- Given task -
Copy every line of the data below word for word, without changing any name, price, description or set of numbers.

START

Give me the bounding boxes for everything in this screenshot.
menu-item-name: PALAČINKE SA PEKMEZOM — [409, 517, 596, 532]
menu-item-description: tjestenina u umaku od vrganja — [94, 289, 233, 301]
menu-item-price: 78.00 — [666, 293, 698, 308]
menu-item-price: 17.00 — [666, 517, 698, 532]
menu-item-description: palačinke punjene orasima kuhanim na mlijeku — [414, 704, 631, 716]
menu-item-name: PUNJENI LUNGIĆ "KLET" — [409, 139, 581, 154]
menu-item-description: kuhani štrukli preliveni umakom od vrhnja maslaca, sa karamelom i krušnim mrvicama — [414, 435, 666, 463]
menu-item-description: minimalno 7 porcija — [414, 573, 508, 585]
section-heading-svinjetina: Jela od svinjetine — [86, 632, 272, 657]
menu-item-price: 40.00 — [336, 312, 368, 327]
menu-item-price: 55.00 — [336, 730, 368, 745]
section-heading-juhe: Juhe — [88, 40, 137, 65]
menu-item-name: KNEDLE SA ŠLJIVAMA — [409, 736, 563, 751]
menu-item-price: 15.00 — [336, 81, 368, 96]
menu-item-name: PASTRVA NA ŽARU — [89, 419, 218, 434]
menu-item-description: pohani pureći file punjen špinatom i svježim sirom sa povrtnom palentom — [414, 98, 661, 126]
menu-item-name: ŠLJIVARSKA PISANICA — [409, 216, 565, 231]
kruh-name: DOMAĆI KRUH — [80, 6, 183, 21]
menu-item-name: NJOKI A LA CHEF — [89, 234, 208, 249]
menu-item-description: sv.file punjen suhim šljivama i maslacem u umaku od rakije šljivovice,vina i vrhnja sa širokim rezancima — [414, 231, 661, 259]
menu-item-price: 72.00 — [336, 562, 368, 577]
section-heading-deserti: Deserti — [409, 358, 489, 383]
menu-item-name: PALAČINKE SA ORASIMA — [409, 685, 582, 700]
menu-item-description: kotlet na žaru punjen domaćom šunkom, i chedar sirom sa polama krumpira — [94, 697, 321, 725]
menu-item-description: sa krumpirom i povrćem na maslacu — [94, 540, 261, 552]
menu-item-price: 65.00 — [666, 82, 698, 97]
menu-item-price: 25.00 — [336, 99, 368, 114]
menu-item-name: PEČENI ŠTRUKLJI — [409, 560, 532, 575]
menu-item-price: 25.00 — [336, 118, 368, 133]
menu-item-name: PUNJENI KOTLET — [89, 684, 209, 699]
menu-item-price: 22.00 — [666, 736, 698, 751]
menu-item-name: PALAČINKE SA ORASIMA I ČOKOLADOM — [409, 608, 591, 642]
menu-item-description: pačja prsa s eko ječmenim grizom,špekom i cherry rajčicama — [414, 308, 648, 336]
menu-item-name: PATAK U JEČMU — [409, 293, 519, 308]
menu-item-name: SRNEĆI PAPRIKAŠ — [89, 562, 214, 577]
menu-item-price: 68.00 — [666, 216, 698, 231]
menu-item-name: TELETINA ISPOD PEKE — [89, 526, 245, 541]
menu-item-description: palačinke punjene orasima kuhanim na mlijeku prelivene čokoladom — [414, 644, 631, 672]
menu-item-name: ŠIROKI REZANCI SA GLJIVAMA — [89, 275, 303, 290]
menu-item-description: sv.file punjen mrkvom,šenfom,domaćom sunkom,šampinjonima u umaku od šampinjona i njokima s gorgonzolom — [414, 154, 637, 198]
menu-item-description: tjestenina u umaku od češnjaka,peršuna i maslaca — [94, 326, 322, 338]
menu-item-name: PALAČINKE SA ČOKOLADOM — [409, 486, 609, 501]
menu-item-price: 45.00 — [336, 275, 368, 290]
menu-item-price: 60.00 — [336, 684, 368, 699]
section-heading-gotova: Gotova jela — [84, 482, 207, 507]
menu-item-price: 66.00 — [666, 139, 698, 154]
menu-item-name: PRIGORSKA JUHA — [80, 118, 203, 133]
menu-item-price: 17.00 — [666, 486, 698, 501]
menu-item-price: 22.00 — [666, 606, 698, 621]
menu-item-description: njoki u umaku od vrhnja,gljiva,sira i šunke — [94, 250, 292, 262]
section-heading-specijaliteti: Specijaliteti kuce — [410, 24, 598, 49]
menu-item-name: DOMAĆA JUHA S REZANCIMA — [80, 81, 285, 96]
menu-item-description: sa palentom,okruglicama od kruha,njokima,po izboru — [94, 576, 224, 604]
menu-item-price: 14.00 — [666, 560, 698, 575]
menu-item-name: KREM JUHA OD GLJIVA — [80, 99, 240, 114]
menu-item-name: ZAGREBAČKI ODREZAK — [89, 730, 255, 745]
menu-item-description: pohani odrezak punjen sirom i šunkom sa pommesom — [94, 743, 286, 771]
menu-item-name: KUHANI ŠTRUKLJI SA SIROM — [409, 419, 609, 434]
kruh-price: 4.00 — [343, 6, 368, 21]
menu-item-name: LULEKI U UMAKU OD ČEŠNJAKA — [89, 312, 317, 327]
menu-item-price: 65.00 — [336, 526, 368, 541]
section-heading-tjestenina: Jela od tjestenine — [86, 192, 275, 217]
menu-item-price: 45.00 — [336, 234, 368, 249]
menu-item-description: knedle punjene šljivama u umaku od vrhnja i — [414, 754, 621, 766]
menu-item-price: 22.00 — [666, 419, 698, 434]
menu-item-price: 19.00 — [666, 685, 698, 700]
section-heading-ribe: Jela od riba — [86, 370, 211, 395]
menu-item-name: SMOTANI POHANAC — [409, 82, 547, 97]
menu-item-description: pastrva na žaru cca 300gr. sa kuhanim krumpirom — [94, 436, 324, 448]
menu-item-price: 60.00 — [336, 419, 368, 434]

END

- Answer to the task -
Give me the bounding boxes for everything in this screenshot.
menu-item-name: PALAČINKE SA PEKMEZOM — [409, 517, 596, 532]
menu-item-description: tjestenina u umaku od vrganja — [94, 289, 233, 301]
menu-item-price: 78.00 — [666, 293, 698, 308]
menu-item-price: 17.00 — [666, 517, 698, 532]
menu-item-description: palačinke punjene orasima kuhanim na mlijeku — [414, 704, 631, 716]
menu-item-name: PUNJENI LUNGIĆ "KLET" — [409, 139, 581, 154]
menu-item-description: kuhani štrukli preliveni umakom od vrhnja maslaca, sa karamelom i krušnim mrvicama — [414, 435, 666, 463]
menu-item-description: minimalno 7 porcija — [414, 573, 508, 585]
section-heading-svinjetina: Jela od svinjetine — [86, 632, 272, 657]
menu-item-price: 40.00 — [336, 312, 368, 327]
menu-item-price: 55.00 — [336, 730, 368, 745]
section-heading-juhe: Juhe — [88, 40, 137, 65]
menu-item-name: KNEDLE SA ŠLJIVAMA — [409, 736, 563, 751]
menu-item-price: 15.00 — [336, 81, 368, 96]
menu-item-name: PASTRVA NA ŽARU — [89, 419, 218, 434]
menu-item-description: pohani pureći file punjen špinatom i svježim sirom sa povrtnom palentom — [414, 98, 661, 126]
menu-item-name: ŠLJIVARSKA PISANICA — [409, 216, 565, 231]
kruh-name: DOMAĆI KRUH — [80, 6, 183, 21]
menu-item-name: NJOKI A LA CHEF — [89, 234, 208, 249]
menu-item-description: sv.file punjen suhim šljivama i maslacem u umaku od rakije šljivovice,vina i vrhnja sa širokim rezancima — [414, 231, 661, 259]
menu-item-price: 72.00 — [336, 562, 368, 577]
section-heading-deserti: Deserti — [409, 358, 489, 383]
menu-item-name: PALAČINKE SA ORASIMA — [409, 685, 582, 700]
menu-item-description: kotlet na žaru punjen domaćom šunkom, i chedar sirom sa polama krumpira — [94, 697, 321, 725]
menu-item-description: sa krumpirom i povrćem na maslacu — [94, 540, 261, 552]
menu-item-price: 65.00 — [666, 82, 698, 97]
menu-item-price: 25.00 — [336, 99, 368, 114]
menu-item-name: PEČENI ŠTRUKLJI — [409, 560, 532, 575]
menu-item-price: 25.00 — [336, 118, 368, 133]
menu-item-name: PUNJENI KOTLET — [89, 684, 209, 699]
menu-item-price: 22.00 — [666, 736, 698, 751]
menu-item-name: PALAČINKE SA ORASIMA I ČOKOLADOM — [409, 608, 591, 642]
menu-item-description: pačja prsa s eko ječmenim grizom,špekom i cherry rajčicama — [414, 308, 648, 336]
menu-item-name: PATAK U JEČMU — [409, 293, 519, 308]
menu-item-name: SRNEĆI PAPRIKAŠ — [89, 562, 214, 577]
menu-item-price: 68.00 — [666, 216, 698, 231]
menu-item-name: TELETINA ISPOD PEKE — [89, 526, 245, 541]
menu-item-description: palačinke punjene orasima kuhanim na mlijeku prelivene čokoladom — [414, 644, 631, 672]
menu-item-name: ŠIROKI REZANCI SA GLJIVAMA — [89, 275, 303, 290]
menu-item-description: sv.file punjen mrkvom,šenfom,domaćom sunkom,šampinjonima u umaku od šampinjona i njokima s gorgonzolom — [414, 154, 637, 198]
menu-item-description: tjestenina u umaku od češnjaka,peršuna i maslaca — [94, 326, 322, 338]
menu-item-name: PALAČINKE SA ČOKOLADOM — [409, 486, 609, 501]
menu-item-price: 45.00 — [336, 275, 368, 290]
menu-item-price: 60.00 — [336, 684, 368, 699]
section-heading-gotova: Gotova jela — [84, 482, 207, 507]
menu-item-price: 66.00 — [666, 139, 698, 154]
menu-item-name: PRIGORSKA JUHA — [80, 118, 203, 133]
menu-item-price: 17.00 — [666, 486, 698, 501]
menu-item-price: 22.00 — [666, 606, 698, 621]
menu-item-description: njoki u umaku od vrhnja,gljiva,sira i šunke — [94, 250, 292, 262]
section-heading-specijaliteti: Specijaliteti kuce — [410, 24, 598, 49]
menu-item-name: DOMAĆA JUHA S REZANCIMA — [80, 81, 285, 96]
menu-item-description: sa palentom,okruglicama od kruha,njokima,po izboru — [94, 576, 224, 604]
menu-item-price: 14.00 — [666, 560, 698, 575]
menu-item-name: KREM JUHA OD GLJIVA — [80, 99, 240, 114]
menu-item-name: ZAGREBAČKI ODREZAK — [89, 730, 255, 745]
menu-item-description: pohani odrezak punjen sirom i šunkom sa pommesom — [94, 743, 286, 771]
menu-item-name: KUHANI ŠTRUKLJI SA SIROM — [409, 419, 609, 434]
kruh-price: 4.00 — [343, 6, 368, 21]
menu-item-name: LULEKI U UMAKU OD ČEŠNJAKA — [89, 312, 317, 327]
menu-item-price: 65.00 — [336, 526, 368, 541]
section-heading-tjestenina: Jela od tjestenine — [86, 192, 275, 217]
menu-item-price: 45.00 — [336, 234, 368, 249]
menu-item-description: knedle punjene šljivama u umaku od vrhnja i — [414, 754, 621, 766]
menu-item-price: 22.00 — [666, 419, 698, 434]
menu-item-price: 19.00 — [666, 685, 698, 700]
section-heading-ribe: Jela od riba — [86, 370, 211, 395]
menu-item-name: SMOTANI POHANAC — [409, 82, 547, 97]
menu-item-description: pastrva na žaru cca 300gr. sa kuhanim krumpirom — [94, 436, 324, 448]
menu-item-price: 60.00 — [336, 419, 368, 434]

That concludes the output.